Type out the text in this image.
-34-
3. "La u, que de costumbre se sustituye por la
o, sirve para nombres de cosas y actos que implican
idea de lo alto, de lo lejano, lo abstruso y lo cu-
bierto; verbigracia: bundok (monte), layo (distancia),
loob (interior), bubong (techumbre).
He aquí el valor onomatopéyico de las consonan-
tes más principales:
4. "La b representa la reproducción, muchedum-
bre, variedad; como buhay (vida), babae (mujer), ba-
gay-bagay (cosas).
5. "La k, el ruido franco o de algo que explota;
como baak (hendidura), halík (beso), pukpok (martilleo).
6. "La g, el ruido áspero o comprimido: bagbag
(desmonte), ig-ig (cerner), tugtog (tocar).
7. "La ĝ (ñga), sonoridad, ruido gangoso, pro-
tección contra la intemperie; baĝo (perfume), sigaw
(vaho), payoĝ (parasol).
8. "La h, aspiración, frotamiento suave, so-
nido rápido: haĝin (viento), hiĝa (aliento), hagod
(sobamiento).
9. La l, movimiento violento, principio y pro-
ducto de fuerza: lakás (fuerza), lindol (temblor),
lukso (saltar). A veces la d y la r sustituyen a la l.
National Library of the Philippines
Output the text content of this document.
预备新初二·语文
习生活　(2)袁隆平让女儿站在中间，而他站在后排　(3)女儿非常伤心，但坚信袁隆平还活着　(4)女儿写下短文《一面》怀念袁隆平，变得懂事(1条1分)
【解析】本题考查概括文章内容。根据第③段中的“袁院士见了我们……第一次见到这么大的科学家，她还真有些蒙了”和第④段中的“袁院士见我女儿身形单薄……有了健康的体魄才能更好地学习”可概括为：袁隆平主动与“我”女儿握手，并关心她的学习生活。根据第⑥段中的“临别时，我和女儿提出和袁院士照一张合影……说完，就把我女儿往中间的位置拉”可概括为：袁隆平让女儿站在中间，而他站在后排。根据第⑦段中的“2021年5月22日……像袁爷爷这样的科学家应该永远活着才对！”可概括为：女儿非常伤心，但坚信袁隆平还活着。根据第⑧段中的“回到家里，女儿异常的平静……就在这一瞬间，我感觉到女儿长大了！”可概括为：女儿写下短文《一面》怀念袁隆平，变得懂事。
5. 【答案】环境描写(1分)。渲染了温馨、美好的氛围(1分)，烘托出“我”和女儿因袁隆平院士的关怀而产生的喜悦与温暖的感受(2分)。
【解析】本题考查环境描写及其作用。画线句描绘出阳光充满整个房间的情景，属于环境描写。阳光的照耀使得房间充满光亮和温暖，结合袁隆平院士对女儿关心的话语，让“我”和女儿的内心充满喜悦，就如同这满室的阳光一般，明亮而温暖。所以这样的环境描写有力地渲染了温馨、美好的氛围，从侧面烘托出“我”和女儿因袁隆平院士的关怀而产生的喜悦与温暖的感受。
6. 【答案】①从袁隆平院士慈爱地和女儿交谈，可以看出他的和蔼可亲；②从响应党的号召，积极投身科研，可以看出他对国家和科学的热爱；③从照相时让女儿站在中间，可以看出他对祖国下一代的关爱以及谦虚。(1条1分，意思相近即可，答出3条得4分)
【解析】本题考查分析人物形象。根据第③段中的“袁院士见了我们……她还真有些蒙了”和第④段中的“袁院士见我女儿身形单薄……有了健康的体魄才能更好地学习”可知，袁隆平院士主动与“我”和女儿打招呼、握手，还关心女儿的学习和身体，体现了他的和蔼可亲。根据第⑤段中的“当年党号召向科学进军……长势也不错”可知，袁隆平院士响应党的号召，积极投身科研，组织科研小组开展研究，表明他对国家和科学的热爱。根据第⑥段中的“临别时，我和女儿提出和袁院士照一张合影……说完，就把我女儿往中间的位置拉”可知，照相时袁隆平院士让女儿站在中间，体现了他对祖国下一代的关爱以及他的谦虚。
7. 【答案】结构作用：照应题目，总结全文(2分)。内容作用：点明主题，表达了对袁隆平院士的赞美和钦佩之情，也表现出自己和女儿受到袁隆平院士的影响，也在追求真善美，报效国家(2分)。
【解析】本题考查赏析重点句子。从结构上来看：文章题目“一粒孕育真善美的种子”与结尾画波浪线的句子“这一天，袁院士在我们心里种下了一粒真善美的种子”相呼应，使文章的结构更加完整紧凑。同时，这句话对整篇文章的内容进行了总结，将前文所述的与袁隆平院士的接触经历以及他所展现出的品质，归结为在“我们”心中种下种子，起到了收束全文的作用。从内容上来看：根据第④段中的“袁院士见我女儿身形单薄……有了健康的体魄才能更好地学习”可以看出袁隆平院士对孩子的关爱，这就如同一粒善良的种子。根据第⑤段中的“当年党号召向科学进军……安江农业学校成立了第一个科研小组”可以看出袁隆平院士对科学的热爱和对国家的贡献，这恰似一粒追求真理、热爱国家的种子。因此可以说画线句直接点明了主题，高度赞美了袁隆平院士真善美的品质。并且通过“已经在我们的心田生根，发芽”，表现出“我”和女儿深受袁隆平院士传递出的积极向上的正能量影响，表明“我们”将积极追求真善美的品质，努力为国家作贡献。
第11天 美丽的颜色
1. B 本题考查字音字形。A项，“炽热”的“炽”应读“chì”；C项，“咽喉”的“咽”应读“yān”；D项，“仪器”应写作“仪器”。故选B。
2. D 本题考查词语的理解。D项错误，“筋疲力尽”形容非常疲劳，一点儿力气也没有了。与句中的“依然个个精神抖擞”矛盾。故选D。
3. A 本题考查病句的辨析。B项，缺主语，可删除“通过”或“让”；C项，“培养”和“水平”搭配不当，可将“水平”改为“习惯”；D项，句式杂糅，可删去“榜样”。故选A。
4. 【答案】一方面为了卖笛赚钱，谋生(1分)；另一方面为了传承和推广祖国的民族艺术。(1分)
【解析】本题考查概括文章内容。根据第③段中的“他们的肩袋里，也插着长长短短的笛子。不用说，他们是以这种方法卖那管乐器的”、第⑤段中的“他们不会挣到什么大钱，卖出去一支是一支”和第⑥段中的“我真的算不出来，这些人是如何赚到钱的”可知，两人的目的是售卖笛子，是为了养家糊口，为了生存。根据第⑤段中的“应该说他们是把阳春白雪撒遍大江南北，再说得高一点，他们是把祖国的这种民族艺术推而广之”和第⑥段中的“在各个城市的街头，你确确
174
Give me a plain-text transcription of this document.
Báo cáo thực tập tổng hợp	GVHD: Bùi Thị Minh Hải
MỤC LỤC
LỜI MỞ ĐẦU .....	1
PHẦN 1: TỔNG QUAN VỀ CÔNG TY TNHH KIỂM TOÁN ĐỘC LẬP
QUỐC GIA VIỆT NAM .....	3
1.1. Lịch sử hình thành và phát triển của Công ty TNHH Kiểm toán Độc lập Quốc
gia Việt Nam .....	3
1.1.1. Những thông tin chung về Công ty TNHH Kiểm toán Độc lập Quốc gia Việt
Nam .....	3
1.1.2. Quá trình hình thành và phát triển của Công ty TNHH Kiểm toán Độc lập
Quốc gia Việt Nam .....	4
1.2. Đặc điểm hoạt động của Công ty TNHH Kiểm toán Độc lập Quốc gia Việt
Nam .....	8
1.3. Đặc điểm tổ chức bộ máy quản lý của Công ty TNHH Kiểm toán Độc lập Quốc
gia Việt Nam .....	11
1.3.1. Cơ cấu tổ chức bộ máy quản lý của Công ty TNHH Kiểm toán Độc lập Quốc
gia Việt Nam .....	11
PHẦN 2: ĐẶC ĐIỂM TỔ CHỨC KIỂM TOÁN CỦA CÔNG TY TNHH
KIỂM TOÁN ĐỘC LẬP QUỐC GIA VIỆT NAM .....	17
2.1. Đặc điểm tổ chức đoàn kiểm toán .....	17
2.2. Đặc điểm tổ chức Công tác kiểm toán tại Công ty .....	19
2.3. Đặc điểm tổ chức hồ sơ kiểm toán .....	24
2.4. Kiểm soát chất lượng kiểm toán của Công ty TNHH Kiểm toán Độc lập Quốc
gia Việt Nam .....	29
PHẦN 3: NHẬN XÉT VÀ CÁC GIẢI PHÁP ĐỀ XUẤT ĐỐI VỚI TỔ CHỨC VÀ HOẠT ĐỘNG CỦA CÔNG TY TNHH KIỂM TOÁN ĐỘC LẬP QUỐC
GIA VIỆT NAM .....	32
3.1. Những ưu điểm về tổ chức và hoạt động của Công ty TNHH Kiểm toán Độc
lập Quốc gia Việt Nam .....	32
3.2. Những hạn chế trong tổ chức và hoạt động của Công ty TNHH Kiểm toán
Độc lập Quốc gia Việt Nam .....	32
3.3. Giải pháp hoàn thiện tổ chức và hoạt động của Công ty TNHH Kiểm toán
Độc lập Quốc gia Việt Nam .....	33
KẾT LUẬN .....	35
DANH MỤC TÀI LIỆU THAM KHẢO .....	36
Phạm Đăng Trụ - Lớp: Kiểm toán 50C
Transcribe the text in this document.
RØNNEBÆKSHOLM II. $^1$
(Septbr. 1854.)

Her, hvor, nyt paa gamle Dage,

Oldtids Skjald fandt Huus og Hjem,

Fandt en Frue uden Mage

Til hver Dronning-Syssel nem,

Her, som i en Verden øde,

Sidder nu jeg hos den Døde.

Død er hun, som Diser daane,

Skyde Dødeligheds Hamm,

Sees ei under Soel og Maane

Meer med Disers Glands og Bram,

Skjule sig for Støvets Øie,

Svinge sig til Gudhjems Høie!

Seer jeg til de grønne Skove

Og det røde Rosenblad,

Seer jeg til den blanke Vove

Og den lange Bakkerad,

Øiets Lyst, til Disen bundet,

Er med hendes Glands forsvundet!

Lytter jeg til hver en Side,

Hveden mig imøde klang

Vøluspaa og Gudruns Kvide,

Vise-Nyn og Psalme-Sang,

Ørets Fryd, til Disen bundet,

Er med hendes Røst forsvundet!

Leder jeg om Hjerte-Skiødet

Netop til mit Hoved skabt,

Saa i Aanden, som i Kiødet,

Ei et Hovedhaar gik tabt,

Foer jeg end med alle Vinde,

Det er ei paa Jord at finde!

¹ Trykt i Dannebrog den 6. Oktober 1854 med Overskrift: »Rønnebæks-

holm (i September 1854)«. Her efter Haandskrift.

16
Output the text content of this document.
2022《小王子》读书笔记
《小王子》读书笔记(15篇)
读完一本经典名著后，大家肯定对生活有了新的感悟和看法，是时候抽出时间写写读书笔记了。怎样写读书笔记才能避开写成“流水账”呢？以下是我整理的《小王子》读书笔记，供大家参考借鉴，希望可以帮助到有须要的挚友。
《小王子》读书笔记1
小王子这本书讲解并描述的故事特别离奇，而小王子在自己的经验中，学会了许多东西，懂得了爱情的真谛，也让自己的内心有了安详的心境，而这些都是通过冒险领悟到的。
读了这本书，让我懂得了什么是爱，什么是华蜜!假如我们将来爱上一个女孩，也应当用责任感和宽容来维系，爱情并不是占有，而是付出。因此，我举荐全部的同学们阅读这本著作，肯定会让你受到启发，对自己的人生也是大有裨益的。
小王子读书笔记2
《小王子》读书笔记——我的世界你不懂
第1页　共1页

▸ **Exercise aim**
Give the count of lines in the records that contain "但坚信袁隆平还活着", and no other text.

▸ **Reply to the task**
2